All of the entries need to be written out again, exactly as they are.

[Records from a data collection]
start

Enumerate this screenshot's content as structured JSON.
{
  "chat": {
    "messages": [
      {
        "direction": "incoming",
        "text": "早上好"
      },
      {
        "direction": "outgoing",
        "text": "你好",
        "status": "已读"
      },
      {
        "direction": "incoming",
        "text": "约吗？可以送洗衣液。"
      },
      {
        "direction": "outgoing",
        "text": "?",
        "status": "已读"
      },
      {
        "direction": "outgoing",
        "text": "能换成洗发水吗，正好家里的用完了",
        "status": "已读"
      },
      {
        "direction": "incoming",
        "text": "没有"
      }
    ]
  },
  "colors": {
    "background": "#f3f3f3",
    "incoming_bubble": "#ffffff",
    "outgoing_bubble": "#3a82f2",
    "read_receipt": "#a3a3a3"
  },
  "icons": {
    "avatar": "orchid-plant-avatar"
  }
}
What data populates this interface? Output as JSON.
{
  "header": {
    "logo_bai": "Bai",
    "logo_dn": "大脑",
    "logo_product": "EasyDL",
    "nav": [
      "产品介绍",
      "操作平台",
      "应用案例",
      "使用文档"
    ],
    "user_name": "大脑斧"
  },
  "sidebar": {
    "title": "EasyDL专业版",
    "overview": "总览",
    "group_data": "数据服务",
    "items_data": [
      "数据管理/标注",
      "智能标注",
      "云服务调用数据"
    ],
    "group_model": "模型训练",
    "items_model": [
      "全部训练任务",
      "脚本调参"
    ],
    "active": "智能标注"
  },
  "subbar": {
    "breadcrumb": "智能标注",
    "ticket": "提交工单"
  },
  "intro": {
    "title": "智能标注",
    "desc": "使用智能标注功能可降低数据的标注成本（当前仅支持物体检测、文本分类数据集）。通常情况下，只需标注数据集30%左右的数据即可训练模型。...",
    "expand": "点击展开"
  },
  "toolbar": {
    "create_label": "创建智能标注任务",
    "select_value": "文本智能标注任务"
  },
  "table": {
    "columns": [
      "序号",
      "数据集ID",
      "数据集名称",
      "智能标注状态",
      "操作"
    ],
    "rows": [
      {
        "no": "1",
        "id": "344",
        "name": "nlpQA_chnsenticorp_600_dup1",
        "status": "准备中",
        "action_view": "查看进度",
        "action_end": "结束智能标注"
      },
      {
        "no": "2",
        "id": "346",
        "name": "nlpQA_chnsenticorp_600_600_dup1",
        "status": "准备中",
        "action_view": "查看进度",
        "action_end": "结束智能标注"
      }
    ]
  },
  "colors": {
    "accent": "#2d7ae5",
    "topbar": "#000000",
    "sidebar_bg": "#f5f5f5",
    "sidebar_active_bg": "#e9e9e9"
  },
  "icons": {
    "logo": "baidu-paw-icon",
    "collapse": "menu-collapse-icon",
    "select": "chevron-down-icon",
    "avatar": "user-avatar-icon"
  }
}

end

▶ **FULL ANSWER**
Enumerate this screenshot's content as structured JSON.
{
  "chat": {
    "messages": [
      {
        "direction": "incoming",
        "text": "早上好"
      },
      {
        "direction": "outgoing",
        "text": "你好",
        "status": "已读"
      },
      {
        "direction": "incoming",
        "text": "约吗？可以送洗衣液。"
      },
      {
        "direction": "outgoing",
        "text": "?",
        "status": "已读"
      },
      {
        "direction": "outgoing",
        "text": "能换成洗发水吗，正好家里的用完了",
        "status": "已读"
      },
      {
        "direction": "incoming",
        "text": "没有"
      }
    ]
  },
  "colors": {
    "background": "#f3f3f3",
    "incoming_bubble": "#ffffff",
    "outgoing_bubble": "#3a82f2",
    "read_receipt": "#a3a3a3"
  },
  "icons": {
    "avatar": "orchid-plant-avatar"
  }
}
What data populates this interface? Output as JSON.
{
  "header": {
    "logo_bai": "Bai",
    "logo_dn": "大脑",
    "logo_product": "EasyDL",
    "nav": [
      "产品介绍",
      "操作平台",
      "应用案例",
      "使用文档"
    ],
    "user_name": "大脑斧"
  },
  "sidebar": {
    "title": "EasyDL专业版",
    "overview": "总览",
    "group_data": "数据服务",
    "items_data": [
      "数据管理/标注",
      "智能标注",
      "云服务调用数据"
    ],
    "group_model": "模型训练",
    "items_model": [
      "全部训练任务",
      "脚本调参"
    ],
    "active": "智能标注"
  },
  "subbar": {
    "breadcrumb": "智能标注",
    "ticket": "提交工单"
  },
  "intro": {
    "title": "智能标注",
    "desc": "使用智能标注功能可降低数据的标注成本（当前仅支持物体检测、文本分类数据集）。通常情况下，只需标注数据集30%左右的数据即可训练模型。...",
    "expand": "点击展开"
  },
  "toolbar": {
    "create_label": "创建智能标注任务",
    "select_value": "文本智能标注任务"
  },
  "table": {
    "columns": [
      "序号",
      "数据集ID",
      "数据集名称",
      "智能标注状态",
      "操作"
    ],
    "rows": [
      {
        "no": "1",
        "id": "344",
        "name": "nlpQA_chnsenticorp_600_dup1",
        "status": "准备中",
        "action_view": "查看进度",
        "action_end": "结束智能标注"
      },
      {
        "no": "2",
        "id": "346",
        "name": "nlpQA_chnsenticorp_600_600_dup1",
        "status": "准备中",
        "action_view": "查看进度",
        "action_end": "结束智能标注"
      }
    ]
  },
  "colors": {
    "accent": "#2d7ae5",
    "topbar": "#000000",
    "sidebar_bg": "#f5f5f5",
    "sidebar_active_bg": "#e9e9e9"
  },
  "icons": {
    "logo": "baidu-paw-icon",
    "collapse": "menu-collapse-icon",
    "select": "chevron-down-icon",
    "avatar": "user-avatar-icon"
  }
}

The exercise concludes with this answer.